Goal: Transcribe all the entries word for word, but omit the images.

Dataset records

***

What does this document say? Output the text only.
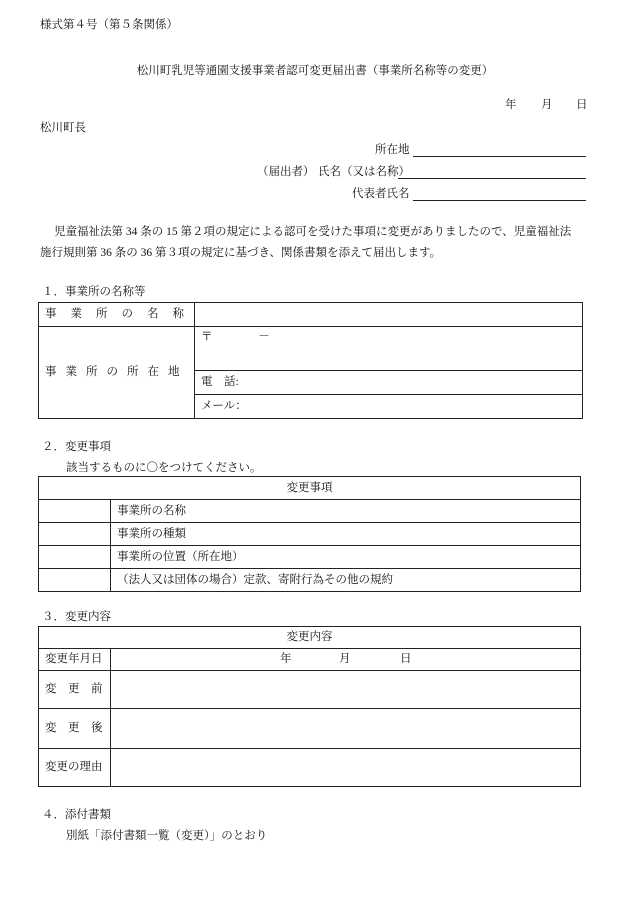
様式第４号（第５条関係）
松川町乳児等通園支援事業者認可変更届出書（事業所名称等の変更）
年 月 日
松川町長
所在地
（届出者） 氏名（又は名称）
代表者氏名
児童福祉法第 34 条の 15 第２項の規定による認可を受けた事項に変更がありましたので、児童福祉法
施行規則第 36 条の 36 第３項の規定に基づき、関係書類を添えて届出します。
１．事業所の名称等
事業所の名称	
事業所の所在地	〒 －
	電　話:
	メール：
２．変更事項
該当するものに〇をつけてください。
変更事項	
	事業所の名称
	事業所の種類
	事業所の位置（所在地）
	（法人又は団体の場合）定款、寄附行為その他の規約
３．変更内容
変更内容	
変更年月日	年 月 日

変　更　前	
変　更　後	
変更の理由	
４．添付書類
別紙「添付書類一覧（変更）」のとおり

***

Answer to this problem:
What does this document say? Output the text only.
様式第４号（第５条関係）
松川町乳児等通園支援事業者認可変更届出書（事業所名称等の変更）
年 月 日
松川町長
所在地
（届出者） 氏名（又は名称）
代表者氏名
児童福祉法第 34 条の 15 第２項の規定による認可を受けた事項に変更がありましたので、児童福祉法
施行規則第 36 条の 36 第３項の規定に基づき、関係書類を添えて届出します。
１．事業所の名称等
事業所の名称	
事業所の所在地	〒 －
	電　話:
	メール：
２．変更事項
該当するものに〇をつけてください。
変更事項	
	事業所の名称
	事業所の種類
	事業所の位置（所在地）
	（法人又は団体の場合）定款、寄附行為その他の規約
３．変更内容
変更内容	
変更年月日	年 月 日

変　更　前	
変　更　後	
変更の理由	
４．添付書類
別紙「添付書類一覧（変更）」のとおり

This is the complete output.